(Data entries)
==*==

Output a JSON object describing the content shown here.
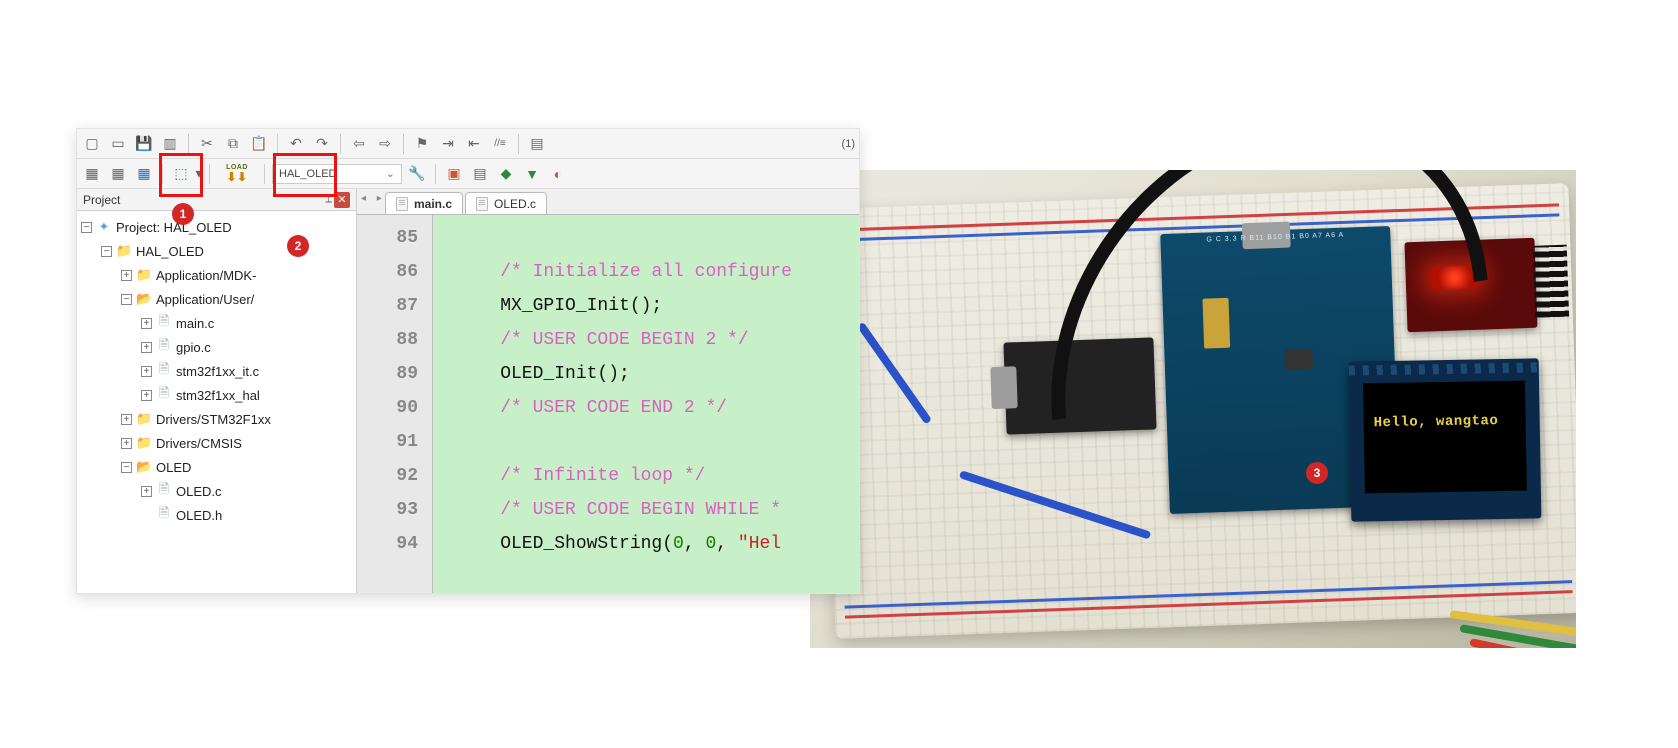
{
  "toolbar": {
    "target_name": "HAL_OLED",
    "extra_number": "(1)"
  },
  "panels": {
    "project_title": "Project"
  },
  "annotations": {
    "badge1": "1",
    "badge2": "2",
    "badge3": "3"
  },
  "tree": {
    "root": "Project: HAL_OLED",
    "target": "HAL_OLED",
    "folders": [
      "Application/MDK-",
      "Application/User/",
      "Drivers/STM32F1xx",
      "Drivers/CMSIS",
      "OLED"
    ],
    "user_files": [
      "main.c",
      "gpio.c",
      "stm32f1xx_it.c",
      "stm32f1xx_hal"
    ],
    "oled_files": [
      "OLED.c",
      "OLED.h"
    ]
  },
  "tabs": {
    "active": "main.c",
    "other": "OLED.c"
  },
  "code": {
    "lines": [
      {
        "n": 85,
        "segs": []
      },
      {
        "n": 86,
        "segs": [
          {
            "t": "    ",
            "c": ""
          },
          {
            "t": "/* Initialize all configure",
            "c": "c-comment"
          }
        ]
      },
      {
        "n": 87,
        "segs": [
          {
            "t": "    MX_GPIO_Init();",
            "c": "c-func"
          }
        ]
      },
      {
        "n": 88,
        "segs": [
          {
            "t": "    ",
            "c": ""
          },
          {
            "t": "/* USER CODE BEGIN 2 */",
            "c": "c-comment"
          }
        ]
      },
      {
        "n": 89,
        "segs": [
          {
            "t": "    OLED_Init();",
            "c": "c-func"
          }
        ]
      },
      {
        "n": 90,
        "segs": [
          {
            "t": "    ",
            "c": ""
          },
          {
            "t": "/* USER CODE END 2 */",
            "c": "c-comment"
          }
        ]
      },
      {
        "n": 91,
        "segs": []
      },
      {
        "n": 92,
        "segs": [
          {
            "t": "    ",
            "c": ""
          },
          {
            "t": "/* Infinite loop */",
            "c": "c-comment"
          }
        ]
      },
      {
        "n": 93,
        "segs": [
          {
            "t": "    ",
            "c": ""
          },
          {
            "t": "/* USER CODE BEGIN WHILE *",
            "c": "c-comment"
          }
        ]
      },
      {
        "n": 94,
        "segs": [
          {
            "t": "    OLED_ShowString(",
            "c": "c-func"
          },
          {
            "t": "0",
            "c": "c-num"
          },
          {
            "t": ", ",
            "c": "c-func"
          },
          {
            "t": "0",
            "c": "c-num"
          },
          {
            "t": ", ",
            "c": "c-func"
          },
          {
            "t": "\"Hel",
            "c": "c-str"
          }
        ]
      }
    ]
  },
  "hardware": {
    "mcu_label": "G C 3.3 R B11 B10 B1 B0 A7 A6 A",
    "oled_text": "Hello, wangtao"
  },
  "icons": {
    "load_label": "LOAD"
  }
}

==*==

• **What you will do**: All entries are to be retyped exactly. Omit any embedded images.

• **Solution below**:
Output a JSON object describing the content shown here.
{
  "toolbar": {
    "target_name": "HAL_OLED",
    "extra_number": "(1)"
  },
  "panels": {
    "project_title": "Project"
  },
  "annotations": {
    "badge1": "1",
    "badge2": "2",
    "badge3": "3"
  },
  "tree": {
    "root": "Project: HAL_OLED",
    "target": "HAL_OLED",
    "folders": [
      "Application/MDK-",
      "Application/User/",
      "Drivers/STM32F1xx",
      "Drivers/CMSIS",
      "OLED"
    ],
    "user_files": [
      "main.c",
      "gpio.c",
      "stm32f1xx_it.c",
      "stm32f1xx_hal"
    ],
    "oled_files": [
      "OLED.c",
      "OLED.h"
    ]
  },
  "tabs": {
    "active": "main.c",
    "other": "OLED.c"
  },
  "code": {
    "lines": [
      {
        "n": 85,
        "segs": []
      },
      {
        "n": 86,
        "segs": [
          {
            "t": "    ",
            "c": ""
          },
          {
            "t": "/* Initialize all configure",
            "c": "c-comment"
          }
        ]
      },
      {
        "n": 87,
        "segs": [
          {
            "t": "    MX_GPIO_Init();",
            "c": "c-func"
          }
        ]
      },
      {
        "n": 88,
        "segs": [
          {
            "t": "    ",
            "c": ""
          },
          {
            "t": "/* USER CODE BEGIN 2 */",
            "c": "c-comment"
          }
        ]
      },
      {
        "n": 89,
        "segs": [
          {
            "t": "    OLED_Init();",
            "c": "c-func"
          }
        ]
      },
      {
        "n": 90,
        "segs": [
          {
            "t": "    ",
            "c": ""
          },
          {
            "t": "/* USER CODE END 2 */",
            "c": "c-comment"
          }
        ]
      },
      {
        "n": 91,
        "segs": []
      },
      {
        "n": 92,
        "segs": [
          {
            "t": "    ",
            "c": ""
          },
          {
            "t": "/* Infinite loop */",
            "c": "c-comment"
          }
        ]
      },
      {
        "n": 93,
        "segs": [
          {
            "t": "    ",
            "c": ""
          },
          {
            "t": "/* USER CODE BEGIN WHILE *",
            "c": "c-comment"
          }
        ]
      },
      {
        "n": 94,
        "segs": [
          {
            "t": "    OLED_ShowString(",
            "c": "c-func"
          },
          {
            "t": "0",
            "c": "c-num"
          },
          {
            "t": ", ",
            "c": "c-func"
          },
          {
            "t": "0",
            "c": "c-num"
          },
          {
            "t": ", ",
            "c": "c-func"
          },
          {
            "t": "\"Hel",
            "c": "c-str"
          }
        ]
      }
    ]
  },
  "hardware": {
    "mcu_label": "G C 3.3 R B11 B10 B1 B0 A7 A6 A",
    "oled_text": "Hello, wangtao"
  },
  "icons": {
    "load_label": "LOAD"
  }
}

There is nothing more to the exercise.